Extracted data entries
::::::::::

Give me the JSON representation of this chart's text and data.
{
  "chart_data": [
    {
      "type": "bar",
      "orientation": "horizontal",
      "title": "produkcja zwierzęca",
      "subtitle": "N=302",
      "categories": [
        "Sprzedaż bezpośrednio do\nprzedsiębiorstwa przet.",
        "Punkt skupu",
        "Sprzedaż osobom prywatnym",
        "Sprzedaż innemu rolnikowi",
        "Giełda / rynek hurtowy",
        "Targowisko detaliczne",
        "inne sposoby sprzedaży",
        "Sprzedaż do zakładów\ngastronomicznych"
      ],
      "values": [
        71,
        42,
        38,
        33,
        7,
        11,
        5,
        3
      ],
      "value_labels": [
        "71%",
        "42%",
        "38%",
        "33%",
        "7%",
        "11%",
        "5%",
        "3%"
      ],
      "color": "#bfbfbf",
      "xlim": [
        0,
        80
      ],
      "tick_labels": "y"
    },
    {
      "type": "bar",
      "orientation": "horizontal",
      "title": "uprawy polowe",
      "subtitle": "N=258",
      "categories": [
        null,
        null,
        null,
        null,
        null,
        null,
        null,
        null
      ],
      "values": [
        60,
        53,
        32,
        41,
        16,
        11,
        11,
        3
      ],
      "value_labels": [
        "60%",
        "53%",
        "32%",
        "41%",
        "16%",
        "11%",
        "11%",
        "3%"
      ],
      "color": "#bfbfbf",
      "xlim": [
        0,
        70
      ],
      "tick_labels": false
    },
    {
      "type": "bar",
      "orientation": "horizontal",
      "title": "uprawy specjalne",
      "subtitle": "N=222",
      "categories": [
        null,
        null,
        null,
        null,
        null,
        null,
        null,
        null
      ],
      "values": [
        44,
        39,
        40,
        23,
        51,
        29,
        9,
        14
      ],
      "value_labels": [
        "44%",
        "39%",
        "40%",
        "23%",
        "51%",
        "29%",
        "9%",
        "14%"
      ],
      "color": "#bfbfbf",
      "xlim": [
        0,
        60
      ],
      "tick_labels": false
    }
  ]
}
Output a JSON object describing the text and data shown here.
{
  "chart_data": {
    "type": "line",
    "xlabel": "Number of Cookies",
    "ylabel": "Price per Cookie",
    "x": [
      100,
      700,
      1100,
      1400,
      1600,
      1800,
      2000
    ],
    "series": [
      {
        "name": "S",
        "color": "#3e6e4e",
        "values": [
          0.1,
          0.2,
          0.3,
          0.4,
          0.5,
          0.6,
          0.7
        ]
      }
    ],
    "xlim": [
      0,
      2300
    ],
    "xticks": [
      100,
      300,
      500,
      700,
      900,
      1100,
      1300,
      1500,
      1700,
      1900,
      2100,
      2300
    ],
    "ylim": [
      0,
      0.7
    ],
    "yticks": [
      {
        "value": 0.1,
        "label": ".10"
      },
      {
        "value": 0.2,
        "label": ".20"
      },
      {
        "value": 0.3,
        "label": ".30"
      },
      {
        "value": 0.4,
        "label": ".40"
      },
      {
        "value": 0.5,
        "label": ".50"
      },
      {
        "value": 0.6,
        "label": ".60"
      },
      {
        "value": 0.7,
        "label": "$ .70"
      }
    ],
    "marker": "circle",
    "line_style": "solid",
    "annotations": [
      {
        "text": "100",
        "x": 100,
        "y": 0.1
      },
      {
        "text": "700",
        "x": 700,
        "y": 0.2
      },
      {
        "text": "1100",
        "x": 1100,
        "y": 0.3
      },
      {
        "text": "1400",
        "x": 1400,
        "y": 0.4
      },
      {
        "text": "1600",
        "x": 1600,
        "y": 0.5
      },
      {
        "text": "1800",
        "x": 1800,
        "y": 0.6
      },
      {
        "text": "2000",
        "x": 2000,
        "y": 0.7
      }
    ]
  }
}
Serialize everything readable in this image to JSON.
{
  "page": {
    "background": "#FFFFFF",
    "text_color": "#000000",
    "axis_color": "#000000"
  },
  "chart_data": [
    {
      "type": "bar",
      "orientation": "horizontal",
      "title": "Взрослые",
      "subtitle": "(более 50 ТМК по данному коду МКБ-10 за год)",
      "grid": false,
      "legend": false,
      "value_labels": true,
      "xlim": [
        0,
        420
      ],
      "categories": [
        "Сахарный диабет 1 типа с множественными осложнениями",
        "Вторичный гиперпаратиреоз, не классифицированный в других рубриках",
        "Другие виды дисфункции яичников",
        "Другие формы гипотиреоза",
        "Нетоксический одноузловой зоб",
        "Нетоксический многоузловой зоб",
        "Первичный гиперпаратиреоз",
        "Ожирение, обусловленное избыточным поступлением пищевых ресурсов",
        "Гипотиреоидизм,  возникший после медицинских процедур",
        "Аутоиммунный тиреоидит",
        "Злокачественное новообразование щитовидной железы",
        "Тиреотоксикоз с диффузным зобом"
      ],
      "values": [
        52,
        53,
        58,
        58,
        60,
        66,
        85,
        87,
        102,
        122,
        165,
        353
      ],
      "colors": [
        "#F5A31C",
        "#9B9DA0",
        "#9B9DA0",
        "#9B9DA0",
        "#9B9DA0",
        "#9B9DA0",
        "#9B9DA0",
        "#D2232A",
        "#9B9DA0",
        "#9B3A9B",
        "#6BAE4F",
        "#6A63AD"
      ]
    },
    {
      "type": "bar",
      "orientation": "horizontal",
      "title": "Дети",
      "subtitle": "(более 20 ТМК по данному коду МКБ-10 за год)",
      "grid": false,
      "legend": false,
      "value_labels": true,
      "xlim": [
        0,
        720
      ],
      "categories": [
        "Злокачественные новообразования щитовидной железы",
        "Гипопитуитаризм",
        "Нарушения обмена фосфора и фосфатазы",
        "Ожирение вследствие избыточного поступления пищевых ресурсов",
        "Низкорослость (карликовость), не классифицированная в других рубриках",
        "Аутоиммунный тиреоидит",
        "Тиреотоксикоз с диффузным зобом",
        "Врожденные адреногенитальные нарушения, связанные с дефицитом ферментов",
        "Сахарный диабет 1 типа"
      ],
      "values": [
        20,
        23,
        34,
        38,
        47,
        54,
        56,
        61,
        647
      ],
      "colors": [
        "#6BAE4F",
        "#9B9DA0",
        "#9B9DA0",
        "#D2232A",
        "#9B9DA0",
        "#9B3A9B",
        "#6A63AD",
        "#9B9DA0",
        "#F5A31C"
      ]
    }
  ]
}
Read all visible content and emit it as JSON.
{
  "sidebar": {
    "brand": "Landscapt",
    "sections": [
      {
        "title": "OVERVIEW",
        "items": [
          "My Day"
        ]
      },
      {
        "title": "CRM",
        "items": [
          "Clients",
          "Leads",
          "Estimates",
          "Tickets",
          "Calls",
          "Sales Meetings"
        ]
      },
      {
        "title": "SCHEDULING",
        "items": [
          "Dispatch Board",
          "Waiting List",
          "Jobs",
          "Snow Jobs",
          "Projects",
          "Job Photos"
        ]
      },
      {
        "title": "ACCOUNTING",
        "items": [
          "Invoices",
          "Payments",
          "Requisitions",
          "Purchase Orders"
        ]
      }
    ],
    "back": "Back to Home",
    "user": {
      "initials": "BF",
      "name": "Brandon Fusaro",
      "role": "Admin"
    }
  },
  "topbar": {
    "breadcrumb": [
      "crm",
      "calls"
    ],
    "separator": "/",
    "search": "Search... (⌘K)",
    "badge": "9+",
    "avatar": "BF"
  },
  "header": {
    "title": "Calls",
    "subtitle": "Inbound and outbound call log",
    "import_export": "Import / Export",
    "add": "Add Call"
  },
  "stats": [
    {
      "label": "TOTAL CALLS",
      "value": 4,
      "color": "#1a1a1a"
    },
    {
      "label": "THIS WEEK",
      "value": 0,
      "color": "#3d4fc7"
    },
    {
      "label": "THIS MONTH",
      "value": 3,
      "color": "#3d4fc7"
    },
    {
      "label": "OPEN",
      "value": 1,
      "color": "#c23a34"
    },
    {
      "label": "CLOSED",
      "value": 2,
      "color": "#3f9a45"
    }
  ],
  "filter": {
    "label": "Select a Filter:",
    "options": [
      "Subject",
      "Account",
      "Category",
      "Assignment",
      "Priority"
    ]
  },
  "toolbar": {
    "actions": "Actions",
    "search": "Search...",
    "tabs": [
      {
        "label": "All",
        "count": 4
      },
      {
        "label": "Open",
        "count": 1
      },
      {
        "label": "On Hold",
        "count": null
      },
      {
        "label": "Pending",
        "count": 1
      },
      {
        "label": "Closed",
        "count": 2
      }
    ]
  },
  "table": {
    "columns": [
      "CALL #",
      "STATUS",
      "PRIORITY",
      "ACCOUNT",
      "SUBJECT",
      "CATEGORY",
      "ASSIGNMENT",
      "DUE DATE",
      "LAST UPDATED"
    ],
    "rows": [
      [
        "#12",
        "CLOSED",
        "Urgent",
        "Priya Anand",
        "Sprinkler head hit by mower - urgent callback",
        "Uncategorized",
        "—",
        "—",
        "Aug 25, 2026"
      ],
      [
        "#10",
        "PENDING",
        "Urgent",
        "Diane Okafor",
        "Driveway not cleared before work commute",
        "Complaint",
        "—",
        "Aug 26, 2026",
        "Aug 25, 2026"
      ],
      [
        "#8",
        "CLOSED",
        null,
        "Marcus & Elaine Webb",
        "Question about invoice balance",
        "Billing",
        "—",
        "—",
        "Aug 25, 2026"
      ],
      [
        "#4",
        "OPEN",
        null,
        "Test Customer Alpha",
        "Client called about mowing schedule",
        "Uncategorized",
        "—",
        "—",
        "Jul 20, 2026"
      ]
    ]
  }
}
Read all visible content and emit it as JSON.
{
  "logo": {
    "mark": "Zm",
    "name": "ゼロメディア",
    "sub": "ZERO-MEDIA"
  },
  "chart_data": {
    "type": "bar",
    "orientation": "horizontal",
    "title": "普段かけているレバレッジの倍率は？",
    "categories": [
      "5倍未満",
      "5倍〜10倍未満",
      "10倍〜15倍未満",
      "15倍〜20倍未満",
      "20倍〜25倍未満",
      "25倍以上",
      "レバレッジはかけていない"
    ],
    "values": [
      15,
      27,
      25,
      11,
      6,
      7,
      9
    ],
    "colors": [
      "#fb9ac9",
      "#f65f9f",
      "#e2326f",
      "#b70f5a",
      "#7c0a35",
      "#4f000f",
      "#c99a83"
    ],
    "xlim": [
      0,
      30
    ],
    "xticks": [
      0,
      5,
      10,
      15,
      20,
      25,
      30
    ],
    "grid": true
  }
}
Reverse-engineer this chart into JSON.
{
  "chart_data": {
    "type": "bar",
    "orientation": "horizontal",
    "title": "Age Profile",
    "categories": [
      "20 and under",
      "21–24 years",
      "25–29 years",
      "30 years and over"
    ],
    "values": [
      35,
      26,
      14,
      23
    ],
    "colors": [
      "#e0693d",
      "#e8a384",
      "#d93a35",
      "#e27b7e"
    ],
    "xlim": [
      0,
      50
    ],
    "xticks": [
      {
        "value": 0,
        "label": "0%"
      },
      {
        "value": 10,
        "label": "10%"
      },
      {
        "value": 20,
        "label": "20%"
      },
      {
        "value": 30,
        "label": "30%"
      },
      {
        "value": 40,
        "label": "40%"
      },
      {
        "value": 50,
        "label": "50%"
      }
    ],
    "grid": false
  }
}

::::::::::

SET EXERCISE:
Repeat exactly the lines starting at the line with "Reverse-engineer this chart into JSON." and ending with the final line of the entries. Include nothing else.

RESPONSE TO THIS TASK:
Reverse-engineer this chart into JSON.
{
  "chart_data": {
    "type": "bar",
    "orientation": "horizontal",
    "title": "Age Profile",
    "categories": [
      "20 and under",
      "21–24 years",
      "25–29 years",
      "30 years and over"
    ],
    "values": [
      35,
      26,
      14,
      23
    ],
    "colors": [
      "#e0693d",
      "#e8a384",
      "#d93a35",
      "#e27b7e"
    ],
    "xlim": [
      0,
      50
    ],
    "xticks": [
      {
        "value": 0,
        "label": "0%"
      },
      {
        "value": 10,
        "label": "10%"
      },
      {
        "value": 20,
        "label": "20%"
      },
      {
        "value": 30,
        "label": "30%"
      },
      {
        "value": 40,
        "label": "40%"
      },
      {
        "value": 50,
        "label": "50%"
      }
    ],
    "grid": false
  }
}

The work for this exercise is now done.